**EXERCISE:** Could you write out the records below exactly as they appear?

(Figure record listings)

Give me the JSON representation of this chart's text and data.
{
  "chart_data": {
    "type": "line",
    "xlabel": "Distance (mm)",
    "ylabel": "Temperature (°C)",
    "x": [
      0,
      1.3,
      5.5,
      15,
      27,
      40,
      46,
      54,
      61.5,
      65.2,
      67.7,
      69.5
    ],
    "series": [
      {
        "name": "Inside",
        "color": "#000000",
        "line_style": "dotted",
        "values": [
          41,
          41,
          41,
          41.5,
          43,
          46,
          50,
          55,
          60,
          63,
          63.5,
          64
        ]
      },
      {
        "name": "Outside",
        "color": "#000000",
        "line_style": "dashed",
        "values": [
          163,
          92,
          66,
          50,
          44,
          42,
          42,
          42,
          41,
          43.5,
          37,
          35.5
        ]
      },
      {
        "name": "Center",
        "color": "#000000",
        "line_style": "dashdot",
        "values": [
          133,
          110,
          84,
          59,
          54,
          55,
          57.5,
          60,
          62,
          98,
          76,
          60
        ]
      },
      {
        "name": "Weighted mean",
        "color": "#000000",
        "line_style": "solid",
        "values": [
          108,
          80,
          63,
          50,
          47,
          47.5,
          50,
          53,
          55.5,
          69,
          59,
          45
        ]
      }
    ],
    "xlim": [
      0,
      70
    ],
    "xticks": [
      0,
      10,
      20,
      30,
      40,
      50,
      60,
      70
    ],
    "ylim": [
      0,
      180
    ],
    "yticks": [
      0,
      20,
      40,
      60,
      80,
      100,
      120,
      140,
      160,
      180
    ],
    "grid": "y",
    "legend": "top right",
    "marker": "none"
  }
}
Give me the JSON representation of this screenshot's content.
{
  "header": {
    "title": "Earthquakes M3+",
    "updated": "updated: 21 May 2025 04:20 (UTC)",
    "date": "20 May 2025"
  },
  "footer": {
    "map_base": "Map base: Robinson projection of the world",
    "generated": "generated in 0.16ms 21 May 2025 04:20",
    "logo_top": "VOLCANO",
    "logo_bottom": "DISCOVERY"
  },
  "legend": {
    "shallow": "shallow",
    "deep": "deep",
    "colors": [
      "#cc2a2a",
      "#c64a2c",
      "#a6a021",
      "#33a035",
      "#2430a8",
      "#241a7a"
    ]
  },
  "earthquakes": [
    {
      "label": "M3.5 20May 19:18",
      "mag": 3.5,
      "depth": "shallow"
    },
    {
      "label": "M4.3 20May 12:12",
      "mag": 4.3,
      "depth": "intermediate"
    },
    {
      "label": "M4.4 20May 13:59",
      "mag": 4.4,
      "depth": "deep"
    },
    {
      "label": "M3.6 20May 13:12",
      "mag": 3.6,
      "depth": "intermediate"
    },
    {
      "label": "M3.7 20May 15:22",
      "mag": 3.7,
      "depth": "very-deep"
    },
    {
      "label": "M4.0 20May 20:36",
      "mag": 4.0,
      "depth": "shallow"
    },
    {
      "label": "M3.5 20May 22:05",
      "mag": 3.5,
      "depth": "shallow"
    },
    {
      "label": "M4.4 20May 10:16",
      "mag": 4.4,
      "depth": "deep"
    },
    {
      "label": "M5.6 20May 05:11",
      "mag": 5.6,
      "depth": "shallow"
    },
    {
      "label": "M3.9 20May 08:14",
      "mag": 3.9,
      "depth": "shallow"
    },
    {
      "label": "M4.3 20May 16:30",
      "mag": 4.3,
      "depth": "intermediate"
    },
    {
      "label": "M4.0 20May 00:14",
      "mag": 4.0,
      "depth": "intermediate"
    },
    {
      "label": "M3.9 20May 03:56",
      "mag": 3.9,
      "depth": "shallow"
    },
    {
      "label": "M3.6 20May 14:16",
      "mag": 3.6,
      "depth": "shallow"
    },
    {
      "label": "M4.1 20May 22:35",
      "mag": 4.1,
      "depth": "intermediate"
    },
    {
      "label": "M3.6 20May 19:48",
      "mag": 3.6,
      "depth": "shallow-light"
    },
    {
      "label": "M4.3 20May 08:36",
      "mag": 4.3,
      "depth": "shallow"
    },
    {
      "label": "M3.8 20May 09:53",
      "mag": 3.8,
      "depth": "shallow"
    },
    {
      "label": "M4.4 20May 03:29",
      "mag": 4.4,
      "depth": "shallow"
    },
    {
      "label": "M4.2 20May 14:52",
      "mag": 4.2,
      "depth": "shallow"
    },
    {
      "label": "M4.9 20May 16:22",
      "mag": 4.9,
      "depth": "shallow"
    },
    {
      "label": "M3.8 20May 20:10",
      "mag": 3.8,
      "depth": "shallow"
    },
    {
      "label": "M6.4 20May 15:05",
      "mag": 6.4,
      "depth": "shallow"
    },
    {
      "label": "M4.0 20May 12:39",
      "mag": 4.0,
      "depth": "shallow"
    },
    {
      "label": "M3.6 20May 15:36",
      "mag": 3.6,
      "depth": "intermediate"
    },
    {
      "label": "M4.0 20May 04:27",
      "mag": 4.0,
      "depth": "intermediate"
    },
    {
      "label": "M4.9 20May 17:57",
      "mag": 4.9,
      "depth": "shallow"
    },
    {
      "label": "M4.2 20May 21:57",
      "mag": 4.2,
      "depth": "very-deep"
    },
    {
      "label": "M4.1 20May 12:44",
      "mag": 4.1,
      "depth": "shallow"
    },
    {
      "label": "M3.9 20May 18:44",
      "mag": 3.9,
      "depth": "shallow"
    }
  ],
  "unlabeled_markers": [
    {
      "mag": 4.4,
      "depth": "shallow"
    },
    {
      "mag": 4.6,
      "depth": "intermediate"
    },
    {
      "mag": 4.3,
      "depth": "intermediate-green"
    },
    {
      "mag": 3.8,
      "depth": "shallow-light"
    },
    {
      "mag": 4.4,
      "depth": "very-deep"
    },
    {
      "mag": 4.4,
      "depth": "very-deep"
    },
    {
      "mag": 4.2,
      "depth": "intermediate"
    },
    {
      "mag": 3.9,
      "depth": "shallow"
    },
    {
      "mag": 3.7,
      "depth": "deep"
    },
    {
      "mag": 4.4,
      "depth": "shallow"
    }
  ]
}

**WRITTEN RESPONSE:**
Give me the JSON representation of this chart's text and data.
{
  "chart_data": {
    "type": "line",
    "xlabel": "Distance (mm)",
    "ylabel": "Temperature (°C)",
    "x": [
      0,
      1.3,
      5.5,
      15,
      27,
      40,
      46,
      54,
      61.5,
      65.2,
      67.7,
      69.5
    ],
    "series": [
      {
        "name": "Inside",
        "color": "#000000",
        "line_style": "dotted",
        "values": [
          41,
          41,
          41,
          41.5,
          43,
          46,
          50,
          55,
          60,
          63,
          63.5,
          64
        ]
      },
      {
        "name": "Outside",
        "color": "#000000",
        "line_style": "dashed",
        "values": [
          163,
          92,
          66,
          50,
          44,
          42,
          42,
          42,
          41,
          43.5,
          37,
          35.5
        ]
      },
      {
        "name": "Center",
        "color": "#000000",
        "line_style": "dashdot",
        "values": [
          133,
          110,
          84,
          59,
          54,
          55,
          57.5,
          60,
          62,
          98,
          76,
          60
        ]
      },
      {
        "name": "Weighted mean",
        "color": "#000000",
        "line_style": "solid",
        "values": [
          108,
          80,
          63,
          50,
          47,
          47.5,
          50,
          53,
          55.5,
          69,
          59,
          45
        ]
      }
    ],
    "xlim": [
      0,
      70
    ],
    "xticks": [
      0,
      10,
      20,
      30,
      40,
      50,
      60,
      70
    ],
    "ylim": [
      0,
      180
    ],
    "yticks": [
      0,
      20,
      40,
      60,
      80,
      100,
      120,
      140,
      160,
      180
    ],
    "grid": "y",
    "legend": "top right",
    "marker": "none"
  }
}
Give me the JSON representation of this screenshot's content.
{
  "header": {
    "title": "Earthquakes M3+",
    "updated": "updated: 21 May 2025 04:20 (UTC)",
    "date": "20 May 2025"
  },
  "footer": {
    "map_base": "Map base: Robinson projection of the world",
    "generated": "generated in 0.16ms 21 May 2025 04:20",
    "logo_top": "VOLCANO",
    "logo_bottom": "DISCOVERY"
  },
  "legend": {
    "shallow": "shallow",
    "deep": "deep",
    "colors": [
      "#cc2a2a",
      "#c64a2c",
      "#a6a021",
      "#33a035",
      "#2430a8",
      "#241a7a"
    ]
  },
  "earthquakes": [
    {
      "label": "M3.5 20May 19:18",
      "mag": 3.5,
      "depth": "shallow"
    },
    {
      "label": "M4.3 20May 12:12",
      "mag": 4.3,
      "depth": "intermediate"
    },
    {
      "label": "M4.4 20May 13:59",
      "mag": 4.4,
      "depth": "deep"
    },
    {
      "label": "M3.6 20May 13:12",
      "mag": 3.6,
      "depth": "intermediate"
    },
    {
      "label": "M3.7 20May 15:22",
      "mag": 3.7,
      "depth": "very-deep"
    },
    {
      "label": "M4.0 20May 20:36",
      "mag": 4.0,
      "depth": "shallow"
    },
    {
      "label": "M3.5 20May 22:05",
      "mag": 3.5,
      "depth": "shallow"
    },
    {
      "label": "M4.4 20May 10:16",
      "mag": 4.4,
      "depth": "deep"
    },
    {
      "label": "M5.6 20May 05:11",
      "mag": 5.6,
      "depth": "shallow"
    },
    {
      "label": "M3.9 20May 08:14",
      "mag": 3.9,
      "depth": "shallow"
    },
    {
      "label": "M4.3 20May 16:30",
      "mag": 4.3,
      "depth": "intermediate"
    },
    {
      "label": "M4.0 20May 00:14",
      "mag": 4.0,
      "depth": "intermediate"
    },
    {
      "label": "M3.9 20May 03:56",
      "mag": 3.9,
      "depth": "shallow"
    },
    {
      "label": "M3.6 20May 14:16",
      "mag": 3.6,
      "depth": "shallow"
    },
    {
      "label": "M4.1 20May 22:35",
      "mag": 4.1,
      "depth": "intermediate"
    },
    {
      "label": "M3.6 20May 19:48",
      "mag": 3.6,
      "depth": "shallow-light"
    },
    {
      "label": "M4.3 20May 08:36",
      "mag": 4.3,
      "depth": "shallow"
    },
    {
      "label": "M3.8 20May 09:53",
      "mag": 3.8,
      "depth": "shallow"
    },
    {
      "label": "M4.4 20May 03:29",
      "mag": 4.4,
      "depth": "shallow"
    },
    {
      "label": "M4.2 20May 14:52",
      "mag": 4.2,
      "depth": "shallow"
    },
    {
      "label": "M4.9 20May 16:22",
      "mag": 4.9,
      "depth": "shallow"
    },
    {
      "label": "M3.8 20May 20:10",
      "mag": 3.8,
      "depth": "shallow"
    },
    {
      "label": "M6.4 20May 15:05",
      "mag": 6.4,
      "depth": "shallow"
    },
    {
      "label": "M4.0 20May 12:39",
      "mag": 4.0,
      "depth": "shallow"
    },
    {
      "label": "M3.6 20May 15:36",
      "mag": 3.6,
      "depth": "intermediate"
    },
    {
      "label": "M4.0 20May 04:27",
      "mag": 4.0,
      "depth": "intermediate"
    },
    {
      "label": "M4.9 20May 17:57",
      "mag": 4.9,
      "depth": "shallow"
    },
    {
      "label": "M4.2 20May 21:57",
      "mag": 4.2,
      "depth": "very-deep"
    },
    {
      "label": "M4.1 20May 12:44",
      "mag": 4.1,
      "depth": "shallow"
    },
    {
      "label": "M3.9 20May 18:44",
      "mag": 3.9,
      "depth": "shallow"
    }
  ],
  "unlabeled_markers": [
    {
      "mag": 4.4,
      "depth": "shallow"
    },
    {
      "mag": 4.6,
      "depth": "intermediate"
    },
    {
      "mag": 4.3,
      "depth": "intermediate-green"
    },
    {
      "mag": 3.8,
      "depth": "shallow-light"
    },
    {
      "mag": 4.4,
      "depth": "very-deep"
    },
    {
      "mag": 4.4,
      "depth": "very-deep"
    },
    {
      "mag": 4.2,
      "depth": "intermediate"
    },
    {
      "mag": 3.9,
      "depth": "shallow"
    },
    {
      "mag": 3.7,
      "depth": "deep"
    },
    {
      "mag": 4.4,
      "depth": "shallow"
    }
  ]
}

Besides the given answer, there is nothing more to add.